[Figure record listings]

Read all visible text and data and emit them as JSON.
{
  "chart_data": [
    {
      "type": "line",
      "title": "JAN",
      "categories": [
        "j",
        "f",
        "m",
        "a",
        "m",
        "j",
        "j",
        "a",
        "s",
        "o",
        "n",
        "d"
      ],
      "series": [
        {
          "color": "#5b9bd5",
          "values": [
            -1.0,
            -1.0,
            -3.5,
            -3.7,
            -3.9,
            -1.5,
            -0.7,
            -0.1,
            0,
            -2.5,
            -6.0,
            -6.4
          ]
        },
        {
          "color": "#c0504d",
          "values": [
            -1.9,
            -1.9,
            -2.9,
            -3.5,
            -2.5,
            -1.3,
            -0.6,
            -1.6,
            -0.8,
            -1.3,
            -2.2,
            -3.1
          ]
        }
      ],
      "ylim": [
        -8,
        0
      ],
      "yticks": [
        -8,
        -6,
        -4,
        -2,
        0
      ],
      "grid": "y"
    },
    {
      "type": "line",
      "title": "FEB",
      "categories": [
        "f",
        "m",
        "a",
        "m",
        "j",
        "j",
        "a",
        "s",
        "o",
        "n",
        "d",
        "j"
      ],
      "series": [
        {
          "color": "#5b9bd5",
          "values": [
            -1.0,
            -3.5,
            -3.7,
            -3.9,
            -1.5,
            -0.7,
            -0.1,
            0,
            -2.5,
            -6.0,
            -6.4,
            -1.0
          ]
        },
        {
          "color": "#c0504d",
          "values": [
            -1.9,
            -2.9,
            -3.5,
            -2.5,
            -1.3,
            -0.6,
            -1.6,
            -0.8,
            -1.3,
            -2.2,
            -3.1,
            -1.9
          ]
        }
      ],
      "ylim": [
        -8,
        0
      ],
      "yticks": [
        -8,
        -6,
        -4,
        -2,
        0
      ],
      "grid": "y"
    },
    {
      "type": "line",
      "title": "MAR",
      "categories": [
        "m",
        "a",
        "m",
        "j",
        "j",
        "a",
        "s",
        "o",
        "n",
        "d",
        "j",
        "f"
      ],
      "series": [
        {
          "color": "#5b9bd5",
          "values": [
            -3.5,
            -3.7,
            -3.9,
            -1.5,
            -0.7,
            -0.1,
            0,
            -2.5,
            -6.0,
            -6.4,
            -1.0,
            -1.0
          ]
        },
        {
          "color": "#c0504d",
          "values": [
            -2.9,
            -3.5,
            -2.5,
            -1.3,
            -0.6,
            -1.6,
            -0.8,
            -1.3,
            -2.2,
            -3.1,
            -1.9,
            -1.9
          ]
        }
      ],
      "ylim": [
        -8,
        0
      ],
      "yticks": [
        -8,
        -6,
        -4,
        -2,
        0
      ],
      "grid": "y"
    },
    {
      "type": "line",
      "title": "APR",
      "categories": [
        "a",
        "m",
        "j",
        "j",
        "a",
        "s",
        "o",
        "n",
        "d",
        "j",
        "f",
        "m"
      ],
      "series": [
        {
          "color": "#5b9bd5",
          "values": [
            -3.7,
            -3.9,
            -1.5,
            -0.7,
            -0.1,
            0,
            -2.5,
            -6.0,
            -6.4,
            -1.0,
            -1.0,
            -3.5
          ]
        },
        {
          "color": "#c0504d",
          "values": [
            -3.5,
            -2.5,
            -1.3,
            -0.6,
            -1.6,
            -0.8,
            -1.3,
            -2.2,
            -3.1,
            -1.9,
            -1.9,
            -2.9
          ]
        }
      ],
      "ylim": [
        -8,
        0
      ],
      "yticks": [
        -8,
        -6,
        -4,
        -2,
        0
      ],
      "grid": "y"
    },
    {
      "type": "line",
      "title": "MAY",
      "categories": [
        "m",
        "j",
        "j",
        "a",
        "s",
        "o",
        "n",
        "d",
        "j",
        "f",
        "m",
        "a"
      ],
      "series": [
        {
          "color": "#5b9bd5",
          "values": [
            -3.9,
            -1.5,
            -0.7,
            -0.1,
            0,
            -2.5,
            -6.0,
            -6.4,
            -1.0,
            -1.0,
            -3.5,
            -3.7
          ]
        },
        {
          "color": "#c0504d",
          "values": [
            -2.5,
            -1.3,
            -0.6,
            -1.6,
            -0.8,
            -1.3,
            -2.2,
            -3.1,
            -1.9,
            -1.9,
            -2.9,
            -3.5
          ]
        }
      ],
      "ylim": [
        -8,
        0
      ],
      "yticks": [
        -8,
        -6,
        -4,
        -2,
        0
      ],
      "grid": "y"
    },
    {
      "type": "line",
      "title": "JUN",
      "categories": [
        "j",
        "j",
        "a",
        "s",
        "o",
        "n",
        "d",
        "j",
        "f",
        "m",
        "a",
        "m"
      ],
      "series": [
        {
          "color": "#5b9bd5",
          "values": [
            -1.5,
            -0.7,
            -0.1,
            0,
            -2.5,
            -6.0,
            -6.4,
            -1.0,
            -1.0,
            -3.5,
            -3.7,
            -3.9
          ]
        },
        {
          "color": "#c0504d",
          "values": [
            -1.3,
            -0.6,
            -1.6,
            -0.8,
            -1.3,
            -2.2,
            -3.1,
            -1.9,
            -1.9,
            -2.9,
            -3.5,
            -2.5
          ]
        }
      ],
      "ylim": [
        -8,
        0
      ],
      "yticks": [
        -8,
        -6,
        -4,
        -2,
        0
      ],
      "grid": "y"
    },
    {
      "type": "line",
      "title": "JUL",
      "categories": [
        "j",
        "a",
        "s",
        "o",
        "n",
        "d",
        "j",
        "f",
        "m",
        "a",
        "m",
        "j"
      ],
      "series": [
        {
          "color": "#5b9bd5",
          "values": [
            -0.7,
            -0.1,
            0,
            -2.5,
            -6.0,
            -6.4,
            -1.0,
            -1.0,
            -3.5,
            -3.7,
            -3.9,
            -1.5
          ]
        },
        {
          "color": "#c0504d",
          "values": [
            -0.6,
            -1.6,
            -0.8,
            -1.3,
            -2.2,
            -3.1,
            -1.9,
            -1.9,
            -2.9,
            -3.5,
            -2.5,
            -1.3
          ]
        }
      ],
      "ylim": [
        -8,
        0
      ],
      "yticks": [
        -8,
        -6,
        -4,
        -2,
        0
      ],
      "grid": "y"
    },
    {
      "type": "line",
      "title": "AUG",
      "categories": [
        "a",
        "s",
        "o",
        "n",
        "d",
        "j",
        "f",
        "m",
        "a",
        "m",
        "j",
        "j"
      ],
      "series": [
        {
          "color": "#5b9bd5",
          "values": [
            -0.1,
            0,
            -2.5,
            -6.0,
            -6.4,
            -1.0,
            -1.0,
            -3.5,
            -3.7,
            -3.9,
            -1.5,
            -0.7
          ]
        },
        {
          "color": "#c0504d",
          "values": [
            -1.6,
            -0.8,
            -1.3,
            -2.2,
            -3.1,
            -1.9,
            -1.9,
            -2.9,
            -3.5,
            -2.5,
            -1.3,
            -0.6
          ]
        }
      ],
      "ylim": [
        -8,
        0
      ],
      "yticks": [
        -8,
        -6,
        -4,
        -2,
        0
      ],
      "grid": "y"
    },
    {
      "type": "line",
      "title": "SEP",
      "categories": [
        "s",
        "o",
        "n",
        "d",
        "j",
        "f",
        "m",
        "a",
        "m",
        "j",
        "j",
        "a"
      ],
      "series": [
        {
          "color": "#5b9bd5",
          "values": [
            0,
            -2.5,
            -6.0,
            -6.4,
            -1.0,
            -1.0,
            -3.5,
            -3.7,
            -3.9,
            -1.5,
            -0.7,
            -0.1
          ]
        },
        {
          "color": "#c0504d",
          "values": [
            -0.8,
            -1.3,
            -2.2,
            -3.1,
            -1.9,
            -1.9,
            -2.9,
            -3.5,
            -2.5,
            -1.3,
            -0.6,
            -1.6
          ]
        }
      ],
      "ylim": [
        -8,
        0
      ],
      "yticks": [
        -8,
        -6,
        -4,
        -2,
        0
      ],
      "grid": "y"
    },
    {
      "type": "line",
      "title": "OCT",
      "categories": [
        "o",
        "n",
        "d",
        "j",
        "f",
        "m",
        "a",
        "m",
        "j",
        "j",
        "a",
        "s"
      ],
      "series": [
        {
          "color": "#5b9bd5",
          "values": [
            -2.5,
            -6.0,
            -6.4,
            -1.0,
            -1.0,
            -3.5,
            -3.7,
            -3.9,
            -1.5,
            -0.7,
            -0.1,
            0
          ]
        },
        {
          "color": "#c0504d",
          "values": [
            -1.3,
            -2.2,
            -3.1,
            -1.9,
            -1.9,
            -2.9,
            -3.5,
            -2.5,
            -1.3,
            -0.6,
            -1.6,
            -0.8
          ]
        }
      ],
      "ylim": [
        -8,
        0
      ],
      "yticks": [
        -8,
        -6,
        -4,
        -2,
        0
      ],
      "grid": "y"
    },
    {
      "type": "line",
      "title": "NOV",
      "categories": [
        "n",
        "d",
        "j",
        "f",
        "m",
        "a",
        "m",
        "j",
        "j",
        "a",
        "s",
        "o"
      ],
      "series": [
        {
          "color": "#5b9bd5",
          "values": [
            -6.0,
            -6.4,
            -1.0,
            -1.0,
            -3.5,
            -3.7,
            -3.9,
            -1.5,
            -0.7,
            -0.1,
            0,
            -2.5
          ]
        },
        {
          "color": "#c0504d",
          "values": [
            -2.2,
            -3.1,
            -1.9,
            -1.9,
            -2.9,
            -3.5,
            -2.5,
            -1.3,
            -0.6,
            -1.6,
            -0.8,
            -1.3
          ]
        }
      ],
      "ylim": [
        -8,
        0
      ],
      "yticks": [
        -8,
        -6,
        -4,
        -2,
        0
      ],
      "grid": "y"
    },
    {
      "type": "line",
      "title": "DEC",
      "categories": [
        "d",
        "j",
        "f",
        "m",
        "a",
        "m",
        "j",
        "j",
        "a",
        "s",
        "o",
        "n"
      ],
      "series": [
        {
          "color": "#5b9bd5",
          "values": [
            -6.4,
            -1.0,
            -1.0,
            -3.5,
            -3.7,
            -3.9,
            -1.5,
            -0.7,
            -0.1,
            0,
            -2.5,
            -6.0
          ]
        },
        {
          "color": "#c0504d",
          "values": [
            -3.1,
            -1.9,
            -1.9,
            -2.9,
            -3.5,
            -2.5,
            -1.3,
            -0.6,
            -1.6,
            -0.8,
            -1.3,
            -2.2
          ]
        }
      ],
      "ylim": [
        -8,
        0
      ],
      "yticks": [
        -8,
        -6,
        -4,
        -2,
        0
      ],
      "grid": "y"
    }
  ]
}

Task prompt: From the records above, how many lines include the word "title"? Only the number is wanted.

Output for this exercise: 12